# WHAT YOU HAVE TO DO:
Please update the lines from the first one through the line containing "room-name: Кухня-ниша: [395, 806, 446, 815]", replacing "unit-area-row" with "area-value-row" and leaving everything else unchanged.

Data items
>> begin

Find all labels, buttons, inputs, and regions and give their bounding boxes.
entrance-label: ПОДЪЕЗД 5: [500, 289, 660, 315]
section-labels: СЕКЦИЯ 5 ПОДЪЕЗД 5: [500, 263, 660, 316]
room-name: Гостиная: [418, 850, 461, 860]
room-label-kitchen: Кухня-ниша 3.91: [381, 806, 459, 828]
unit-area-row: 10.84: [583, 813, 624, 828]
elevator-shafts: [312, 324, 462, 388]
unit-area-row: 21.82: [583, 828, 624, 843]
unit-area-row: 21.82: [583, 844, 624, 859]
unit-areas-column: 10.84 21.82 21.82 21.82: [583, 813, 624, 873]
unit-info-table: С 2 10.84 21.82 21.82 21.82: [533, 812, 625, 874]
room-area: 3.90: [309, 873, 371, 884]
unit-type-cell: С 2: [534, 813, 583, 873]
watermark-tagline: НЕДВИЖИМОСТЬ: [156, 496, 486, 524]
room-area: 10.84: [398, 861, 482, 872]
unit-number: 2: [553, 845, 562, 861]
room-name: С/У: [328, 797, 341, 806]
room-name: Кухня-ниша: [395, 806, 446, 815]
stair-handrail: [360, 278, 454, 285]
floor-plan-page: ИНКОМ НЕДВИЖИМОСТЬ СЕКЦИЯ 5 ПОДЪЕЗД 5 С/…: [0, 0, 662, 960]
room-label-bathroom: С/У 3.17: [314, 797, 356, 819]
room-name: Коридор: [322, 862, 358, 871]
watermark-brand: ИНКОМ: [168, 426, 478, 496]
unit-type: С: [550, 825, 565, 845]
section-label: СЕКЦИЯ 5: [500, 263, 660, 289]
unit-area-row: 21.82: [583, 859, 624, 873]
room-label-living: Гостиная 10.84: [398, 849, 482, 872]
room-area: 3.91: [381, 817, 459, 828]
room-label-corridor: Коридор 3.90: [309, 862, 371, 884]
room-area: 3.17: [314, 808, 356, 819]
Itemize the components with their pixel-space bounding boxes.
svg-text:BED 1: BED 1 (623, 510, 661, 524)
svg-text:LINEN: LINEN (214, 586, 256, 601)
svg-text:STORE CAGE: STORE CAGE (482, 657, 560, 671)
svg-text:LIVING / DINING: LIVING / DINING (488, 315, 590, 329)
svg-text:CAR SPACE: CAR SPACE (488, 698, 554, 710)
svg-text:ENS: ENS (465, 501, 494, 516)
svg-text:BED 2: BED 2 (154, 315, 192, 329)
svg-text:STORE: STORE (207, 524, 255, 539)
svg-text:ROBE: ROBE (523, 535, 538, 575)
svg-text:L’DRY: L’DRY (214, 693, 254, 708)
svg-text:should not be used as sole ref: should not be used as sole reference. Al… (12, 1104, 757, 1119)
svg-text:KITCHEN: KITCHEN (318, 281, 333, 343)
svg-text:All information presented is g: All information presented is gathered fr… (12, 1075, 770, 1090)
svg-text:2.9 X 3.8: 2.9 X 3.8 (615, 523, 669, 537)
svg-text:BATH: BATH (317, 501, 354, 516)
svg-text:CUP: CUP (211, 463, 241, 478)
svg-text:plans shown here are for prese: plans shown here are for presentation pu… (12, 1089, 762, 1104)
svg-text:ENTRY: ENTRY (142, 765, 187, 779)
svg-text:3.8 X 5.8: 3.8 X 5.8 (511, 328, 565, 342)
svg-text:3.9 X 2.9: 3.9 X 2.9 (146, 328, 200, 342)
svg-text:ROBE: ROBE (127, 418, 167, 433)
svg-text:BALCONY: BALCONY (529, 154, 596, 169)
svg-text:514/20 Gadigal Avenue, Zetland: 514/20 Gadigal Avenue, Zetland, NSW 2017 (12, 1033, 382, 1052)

>> end

# RESULT:
Find all labels, buttons, inputs, and regions and give their bounding boxes.
entrance-label: ПОДЪЕЗД 5: [500, 289, 660, 315]
section-labels: СЕКЦИЯ 5 ПОДЪЕЗД 5: [500, 263, 660, 316]
room-name: Гостиная: [418, 850, 461, 860]
room-label-kitchen: Кухня-ниша 3.91: [381, 806, 459, 828]
area-value-row: 10.84: [583, 813, 624, 828]
elevator-shafts: [312, 324, 462, 388]
area-value-row: 21.82: [583, 828, 624, 843]
area-value-row: 21.82: [583, 844, 624, 859]
unit-areas-column: 10.84 21.82 21.82 21.82: [583, 813, 624, 873]
unit-info-table: С 2 10.84 21.82 21.82 21.82: [533, 812, 625, 874]
room-area: 3.90: [309, 873, 371, 884]
unit-type-cell: С 2: [534, 813, 583, 873]
watermark-tagline: НЕДВИЖИМОСТЬ: [156, 496, 486, 524]
room-area: 10.84: [398, 861, 482, 872]
unit-number: 2: [553, 845, 562, 861]
room-name: С/У: [328, 797, 341, 806]
room-name: Кухня-ниша: [395, 806, 446, 815]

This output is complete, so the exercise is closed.